Work to complete
Make an exact copy of all the records.

Stored data:
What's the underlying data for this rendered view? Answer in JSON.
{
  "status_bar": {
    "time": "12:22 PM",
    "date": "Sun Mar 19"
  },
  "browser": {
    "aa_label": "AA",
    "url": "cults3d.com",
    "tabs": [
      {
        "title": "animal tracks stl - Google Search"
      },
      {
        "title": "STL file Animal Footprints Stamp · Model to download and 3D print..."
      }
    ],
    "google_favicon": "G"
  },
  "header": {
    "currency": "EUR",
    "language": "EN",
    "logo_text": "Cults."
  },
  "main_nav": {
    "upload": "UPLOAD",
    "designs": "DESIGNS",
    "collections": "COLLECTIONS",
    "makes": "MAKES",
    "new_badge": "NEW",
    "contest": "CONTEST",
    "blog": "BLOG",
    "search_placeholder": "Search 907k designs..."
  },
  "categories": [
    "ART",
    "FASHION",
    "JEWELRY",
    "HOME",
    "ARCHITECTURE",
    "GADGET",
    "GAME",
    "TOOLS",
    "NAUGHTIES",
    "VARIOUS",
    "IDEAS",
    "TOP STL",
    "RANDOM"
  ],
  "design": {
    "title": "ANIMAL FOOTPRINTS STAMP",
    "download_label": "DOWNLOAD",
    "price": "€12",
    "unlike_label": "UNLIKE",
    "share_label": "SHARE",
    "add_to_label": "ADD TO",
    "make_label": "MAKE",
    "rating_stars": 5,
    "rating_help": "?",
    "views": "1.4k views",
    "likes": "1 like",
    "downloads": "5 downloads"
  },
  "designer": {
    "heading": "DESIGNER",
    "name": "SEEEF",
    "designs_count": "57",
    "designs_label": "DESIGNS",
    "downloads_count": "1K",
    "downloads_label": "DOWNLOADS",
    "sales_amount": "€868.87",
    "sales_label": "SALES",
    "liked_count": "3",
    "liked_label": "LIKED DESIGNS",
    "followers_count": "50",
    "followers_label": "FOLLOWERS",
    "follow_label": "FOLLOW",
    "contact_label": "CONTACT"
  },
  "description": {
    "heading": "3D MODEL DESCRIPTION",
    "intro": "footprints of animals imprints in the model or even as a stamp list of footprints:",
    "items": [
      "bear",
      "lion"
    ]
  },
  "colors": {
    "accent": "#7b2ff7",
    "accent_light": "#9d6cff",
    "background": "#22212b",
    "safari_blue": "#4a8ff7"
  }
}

Expected answer
What's the underlying data for this rendered view? Answer in JSON.
{
  "status_bar": {
    "time": "12:22 PM",
    "date": "Sun Mar 19"
  },
  "browser": {
    "aa_label": "AA",
    "url": "cults3d.com",
    "tabs": [
      {
        "title": "animal tracks stl - Google Search"
      },
      {
        "title": "STL file Animal Footprints Stamp · Model to download and 3D print..."
      }
    ],
    "google_favicon": "G"
  },
  "header": {
    "currency": "EUR",
    "language": "EN",
    "logo_text": "Cults."
  },
  "main_nav": {
    "upload": "UPLOAD",
    "designs": "DESIGNS",
    "collections": "COLLECTIONS",
    "makes": "MAKES",
    "new_badge": "NEW",
    "contest": "CONTEST",
    "blog": "BLOG",
    "search_placeholder": "Search 907k designs..."
  },
  "categories": [
    "ART",
    "FASHION",
    "JEWELRY",
    "HOME",
    "ARCHITECTURE",
    "GADGET",
    "GAME",
    "TOOLS",
    "NAUGHTIES",
    "VARIOUS",
    "IDEAS",
    "TOP STL",
    "RANDOM"
  ],
  "design": {
    "title": "ANIMAL FOOTPRINTS STAMP",
    "download_label": "DOWNLOAD",
    "price": "€12",
    "unlike_label": "UNLIKE",
    "share_label": "SHARE",
    "add_to_label": "ADD TO",
    "make_label": "MAKE",
    "rating_stars": 5,
    "rating_help": "?",
    "views": "1.4k views",
    "likes": "1 like",
    "downloads": "5 downloads"
  },
  "designer": {
    "heading": "DESIGNER",
    "name": "SEEEF",
    "designs_count": "57",
    "designs_label": "DESIGNS",
    "downloads_count": "1K",
    "downloads_label": "DOWNLOADS",
    "sales_amount": "€868.87",
    "sales_label": "SALES",
    "liked_count": "3",
    "liked_label": "LIKED DESIGNS",
    "followers_count": "50",
    "followers_label": "FOLLOWERS",
    "follow_label": "FOLLOW",
    "contact_label": "CONTACT"
  },
  "description": {
    "heading": "3D MODEL DESCRIPTION",
    "intro": "footprints of animals imprints in the model or even as a stamp list of footprints:",
    "items": [
      "bear",
      "lion"
    ]
  },
  "colors": {
    "accent": "#7b2ff7",
    "accent_light": "#9d6cff",
    "background": "#22212b",
    "safari_blue": "#4a8ff7"
  }
}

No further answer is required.